» **Task to carry out**
Every entry below should be repeated exactly; the pictures should not.

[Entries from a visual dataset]
^^^^^^^^^^^^^^^^
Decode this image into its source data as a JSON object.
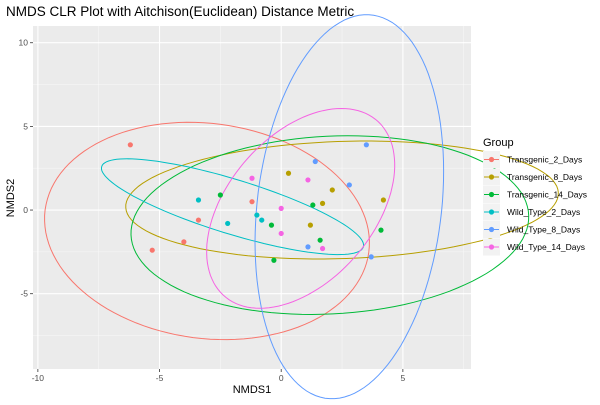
{
  "chart_data": {
    "type": "scatter",
    "title": "NMDS CLR Plot with Aitchison(Euclidean) Distance Metric",
    "xlabel": "NMDS1",
    "ylabel": "NMDS2",
    "xlim": [
      -10.2,
      7.8
    ],
    "ylim": [
      -9.5,
      11
    ],
    "xticks": [
      -10,
      -5,
      0,
      5
    ],
    "yticks": [
      -5,
      0,
      5,
      10
    ],
    "grid": true,
    "legend": {
      "title": "Group",
      "placement": "right"
    },
    "series": [
      {
        "name": "Transgenic_2_Days",
        "color": "#F8766D",
        "points": [
          [
            -6.2,
            3.9
          ],
          [
            -5.3,
            -2.4
          ],
          [
            -4.0,
            -1.9
          ],
          [
            -3.4,
            -0.6
          ],
          [
            -1.2,
            0.5
          ]
        ],
        "ellipse": {
          "cx": -3.05,
          "cy": -1.25,
          "rx": 6.2,
          "ry": 6.95,
          "angle": 52
        }
      },
      {
        "name": "Transgenic_8_Days",
        "color": "#B79F00",
        "points": [
          [
            0.3,
            2.2
          ],
          [
            2.1,
            1.2
          ],
          [
            1.7,
            0.4
          ],
          [
            1.2,
            -0.9
          ],
          [
            4.2,
            0.6
          ]
        ],
        "ellipse": {
          "cx": 2.5,
          "cy": 0.6,
          "rx": 8.9,
          "ry": 3.5,
          "angle": 3
        }
      },
      {
        "name": "Transgenic_14_Days",
        "color": "#00BA38",
        "points": [
          [
            1.3,
            0.3
          ],
          [
            -2.5,
            0.9
          ],
          [
            -0.4,
            -0.9
          ],
          [
            1.6,
            -1.8
          ],
          [
            -0.3,
            -3.0
          ],
          [
            4.1,
            -1.2
          ]
        ],
        "ellipse": {
          "cx": 2.0,
          "cy": -0.9,
          "rx": 8.2,
          "ry": 5.3,
          "angle": 6
        }
      },
      {
        "name": "Wild_Type_2_Days",
        "color": "#00BFC4",
        "points": [
          [
            -3.4,
            0.6
          ],
          [
            -2.2,
            -0.8
          ],
          [
            -1.0,
            -0.3
          ],
          [
            -0.8,
            -0.6
          ]
        ],
        "ellipse": {
          "cx": -2.0,
          "cy": 0.2,
          "rx": 5.9,
          "ry": 1.55,
          "angle": -25
        }
      },
      {
        "name": "Wild_Type_8_Days",
        "color": "#619CFF",
        "points": [
          [
            1.4,
            2.9
          ],
          [
            3.5,
            3.9
          ],
          [
            2.8,
            1.5
          ],
          [
            1.1,
            -2.2
          ],
          [
            3.7,
            -2.8
          ]
        ],
        "ellipse": {
          "cx": 2.8,
          "cy": 0.2,
          "rx": 11.5,
          "ry": 3.8,
          "angle": 86
        }
      },
      {
        "name": "Wild_Type_14_Days",
        "color": "#F564E3",
        "points": [
          [
            -1.2,
            1.9
          ],
          [
            0.0,
            0.1
          ],
          [
            1.1,
            1.8
          ],
          [
            1.7,
            -2.3
          ],
          [
            0.0,
            -1.4
          ]
        ],
        "ellipse": {
          "cx": 0.8,
          "cy": 0.1,
          "rx": 6.3,
          "ry": 3.3,
          "angle": 68
        }
      }
    ]
  }
}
^^^^^^^^^^^^^^^^
» **Response to the exercise**
Decode this image into its source data as a JSON object.
{
  "chart_data": {
    "type": "scatter",
    "title": "NMDS CLR Plot with Aitchison(Euclidean) Distance Metric",
    "xlabel": "NMDS1",
    "ylabel": "NMDS2",
    "xlim": [
      -10.2,
      7.8
    ],
    "ylim": [
      -9.5,
      11
    ],
    "xticks": [
      -10,
      -5,
      0,
      5
    ],
    "yticks": [
      -5,
      0,
      5,
      10
    ],
    "grid": true,
    "legend": {
      "title": "Group",
      "placement": "right"
    },
    "series": [
      {
        "name": "Transgenic_2_Days",
        "color": "#F8766D",
        "points": [
          [
            -6.2,
            3.9
          ],
          [
            -5.3,
            -2.4
          ],
          [
            -4.0,
            -1.9
          ],
          [
            -3.4,
            -0.6
          ],
          [
            -1.2,
            0.5
          ]
        ],
        "ellipse": {
          "cx": -3.05,
          "cy": -1.25,
          "rx": 6.2,
          "ry": 6.95,
          "angle": 52
        }
      },
      {
        "name": "Transgenic_8_Days",
        "color": "#B79F00",
        "points": [
          [
            0.3,
            2.2
          ],
          [
            2.1,
            1.2
          ],
          [
            1.7,
            0.4
          ],
          [
            1.2,
            -0.9
          ],
          [
            4.2,
            0.6
          ]
        ],
        "ellipse": {
          "cx": 2.5,
          "cy": 0.6,
          "rx": 8.9,
          "ry": 3.5,
          "angle": 3
        }
      },
      {
        "name": "Transgenic_14_Days",
        "color": "#00BA38",
        "points": [
          [
            1.3,
            0.3
          ],
          [
            -2.5,
            0.9
          ],
          [
            -0.4,
            -0.9
          ],
          [
            1.6,
            -1.8
          ],
          [
            -0.3,
            -3.0
          ],
          [
            4.1,
            -1.2
          ]
        ],
        "ellipse": {
          "cx": 2.0,
          "cy": -0.9,
          "rx": 8.2,
          "ry": 5.3,
          "angle": 6
        }
      },
      {
        "name": "Wild_Type_2_Days",
        "color": "#00BFC4",
        "points": [
          [
            -3.4,
            0.6
          ],
          [
            -2.2,
            -0.8
          ],
          [
            -1.0,
            -0.3
          ],
          [
            -0.8,
            -0.6
          ]
        ],
        "ellipse": {
          "cx": -2.0,
          "cy": 0.2,
          "rx": 5.9,
          "ry": 1.55,
          "angle": -25
        }
      },
      {
        "name": "Wild_Type_8_Days",
        "color": "#619CFF",
        "points": [
          [
            1.4,
            2.9
          ],
          [
            3.5,
            3.9
          ],
          [
            2.8,
            1.5
          ],
          [
            1.1,
            -2.2
          ],
          [
            3.7,
            -2.8
          ]
        ],
        "ellipse": {
          "cx": 2.8,
          "cy": 0.2,
          "rx": 11.5,
          "ry": 3.8,
          "angle": 86
        }
      },
      {
        "name": "Wild_Type_14_Days",
        "color": "#F564E3",
        "points": [
          [
            -1.2,
            1.9
          ],
          [
            0.0,
            0.1
          ],
          [
            1.1,
            1.8
          ],
          [
            1.7,
            -2.3
          ],
          [
            0.0,
            -1.4
          ]
        ],
        "ellipse": {
          "cx": 0.8,
          "cy": 0.1,
          "rx": 6.3,
          "ry": 3.3,
          "angle": 68
        }
      }
    ]
  }
}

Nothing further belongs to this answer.